> AIM OF THE EXERCISE: Go through the data and copy every line exactly, but not the images.

::: ENTRIES

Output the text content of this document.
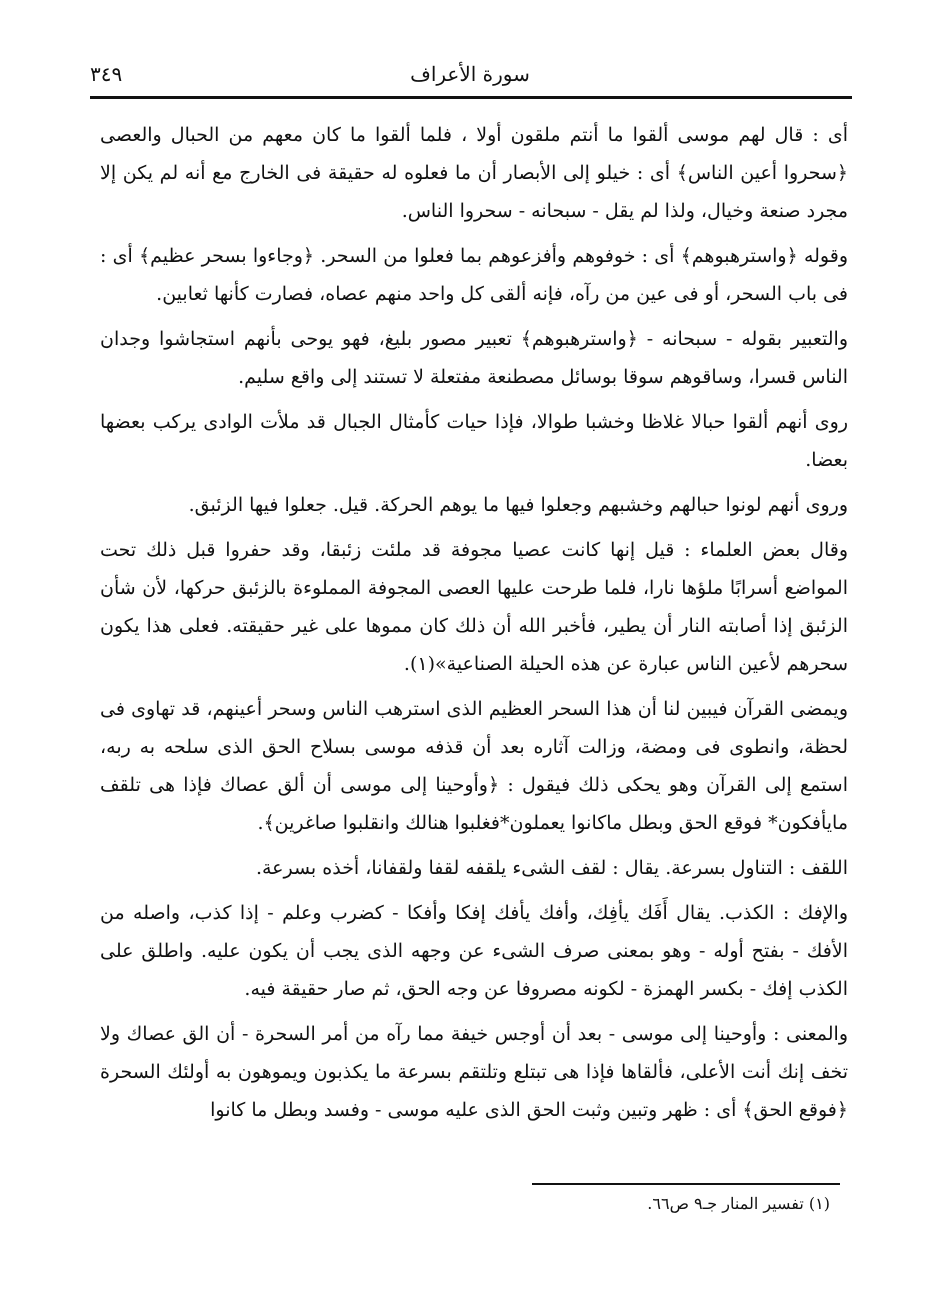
سورة الأعراف
٣٤٩

أى : قال لهم موسى ألقوا ما أنتم ملقون أولا ، فلما ألقوا ما كان معهم من الحبال والعصى ﴿سحروا أعين الناس﴾ أى : خيلو إلى الأبصار أن ما فعلوه له حقيقة فى الخارج مع أنه لم يكن إلا مجرد صنعة وخيال، ولذا لم يقل - سبحانه - سحروا الناس.

وقوله ﴿واسترهبوهم﴾ أى : خوفوهم وأفزعوهم بما فعلوا من السحر. ﴿وجاءوا بسحر عظيم﴾ أى : فى باب السحر، أو فى عين من رآه، فإنه ألقى كل واحد منهم عصاه، فصارت كأنها ثعابين.

والتعبير بقوله - سبحانه - ﴿واسترهبوهم﴾ تعبير مصور بليغ، فهو يوحى بأنهم استجاشوا وجدان الناس قسرا، وساقوهم سوقا بوسائل مصطنعة مفتعلة لا تستند إلى واقع سليم.

روى أنهم ألقوا حبالا غلاظا وخشبا طوالا، فإذا حيات كأمثال الجبال قد ملأت الوادى يركب بعضها بعضا.

وروى أنهم لونوا حبالهم وخشبهم وجعلوا فيها ما يوهم الحركة. قيل. جعلوا فيها الزئبق.

وقال بعض العلماء : قيل إنها كانت عصيا مجوفة قد ملئت زئبقا، وقد حفروا قبل ذلك تحت المواضع أسرابًا ملؤها نارا، فلما طرحت عليها العصى المجوفة المملوءة بالزئبق حركها، لأن شأن الزئبق إذا أصابته النار أن يطير، فأخبر الله أن ذلك كان مموها على غير حقيقته. فعلى هذا يكون سحرهم لأعين الناس عبارة عن هذه الحيلة الصناعية»(١).

ويمضى القرآن فيبين لنا أن هذا السحر العظيم الذى استرهب الناس وسحر أعينهم، قد تهاوى فى لحظة، وانطوى فى ومضة، وزالت آثاره بعد أن قذفه موسى بسلاح الحق الذى سلحه به ربه، استمع إلى القرآن وهو يحكى ذلك فيقول : ﴿وأوحينا إلى موسى أن ألق عصاك فإذا هى تلقف مايأفكون* فوقع الحق وبطل ماكانوا يعملون*فغلبوا هنالك وانقلبوا صاغرين﴾.

اللقف : التناول بسرعة. يقال : لقف الشىء يلقفه لقفا ولقفانا، أخذه بسرعة.

والإفك : الكذب. يقال أَفَك يأفِك، وأفك يأفك إفكا وأفكا - كضرب وعلم - إذا كذب، واصله من الأفك - بفتح أوله - وهو بمعنى صرف الشىء عن وجهه الذى يجب أن يكون عليه. واطلق على الكذب إفك - بكسر الهمزة - لكونه مصروفا عن وجه الحق، ثم صار حقيقة فيه.

والمعنى : وأوحينا إلى موسى - بعد أن أوجس خيفة مما رآه من أمر السحرة - أن الق عصاك ولا تخف إنك أنت الأعلى، فألقاها فإذا هى تبتلع وتلتقم بسرعة ما يكذبون ويموهون به أولئك السحرة ﴿فوقع الحق﴾ أى : ظهر وتبين وثبت الحق الذى عليه موسى - وفسد وبطل ما كانوا

(١) تفسير المنار جـ٩ ص٦٦.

::::::

> EXERCISE SOLUTION:
Output the text content of this document.
سورة الأعراف
٣٤٩

أى : قال لهم موسى ألقوا ما أنتم ملقون أولا ، فلما ألقوا ما كان معهم من الحبال والعصى ﴿سحروا أعين الناس﴾ أى : خيلو إلى الأبصار أن ما فعلوه له حقيقة فى الخارج مع أنه لم يكن إلا مجرد صنعة وخيال، ولذا لم يقل - سبحانه - سحروا الناس.

وقوله ﴿واسترهبوهم﴾ أى : خوفوهم وأفزعوهم بما فعلوا من السحر. ﴿وجاءوا بسحر عظيم﴾ أى : فى باب السحر، أو فى عين من رآه، فإنه ألقى كل واحد منهم عصاه، فصارت كأنها ثعابين.

والتعبير بقوله - سبحانه - ﴿واسترهبوهم﴾ تعبير مصور بليغ، فهو يوحى بأنهم استجاشوا وجدان الناس قسرا، وساقوهم سوقا بوسائل مصطنعة مفتعلة لا تستند إلى واقع سليم.

روى أنهم ألقوا حبالا غلاظا وخشبا طوالا، فإذا حيات كأمثال الجبال قد ملأت الوادى يركب بعضها بعضا.

وروى أنهم لونوا حبالهم وخشبهم وجعلوا فيها ما يوهم الحركة. قيل. جعلوا فيها الزئبق.

وقال بعض العلماء : قيل إنها كانت عصيا مجوفة قد ملئت زئبقا، وقد حفروا قبل ذلك تحت المواضع أسرابًا ملؤها نارا، فلما طرحت عليها العصى المجوفة المملوءة بالزئبق حركها، لأن شأن الزئبق إذا أصابته النار أن يطير، فأخبر الله أن ذلك كان مموها على غير حقيقته. فعلى هذا يكون سحرهم لأعين الناس عبارة عن هذه الحيلة الصناعية»(١).

ويمضى القرآن فيبين لنا أن هذا السحر العظيم الذى استرهب الناس وسحر أعينهم، قد تهاوى فى لحظة، وانطوى فى ومضة، وزالت آثاره بعد أن قذفه موسى بسلاح الحق الذى سلحه به ربه، استمع إلى القرآن وهو يحكى ذلك فيقول : ﴿وأوحينا إلى موسى أن ألق عصاك فإذا هى تلقف مايأفكون* فوقع الحق وبطل ماكانوا يعملون*فغلبوا هنالك وانقلبوا صاغرين﴾.

اللقف : التناول بسرعة. يقال : لقف الشىء يلقفه لقفا ولقفانا، أخذه بسرعة.

والإفك : الكذب. يقال أَفَك يأفِك، وأفك يأفك إفكا وأفكا - كضرب وعلم - إذا كذب، واصله من الأفك - بفتح أوله - وهو بمعنى صرف الشىء عن وجهه الذى يجب أن يكون عليه. واطلق على الكذب إفك - بكسر الهمزة - لكونه مصروفا عن وجه الحق، ثم صار حقيقة فيه.

والمعنى : وأوحينا إلى موسى - بعد أن أوجس خيفة مما رآه من أمر السحرة - أن الق عصاك ولا تخف إنك أنت الأعلى، فألقاها فإذا هى تبتلع وتلتقم بسرعة ما يكذبون ويموهون به أولئك السحرة ﴿فوقع الحق﴾ أى : ظهر وتبين وثبت الحق الذى عليه موسى - وفسد وبطل ما كانوا

(١) تفسير المنار جـ٩ ص٦٦.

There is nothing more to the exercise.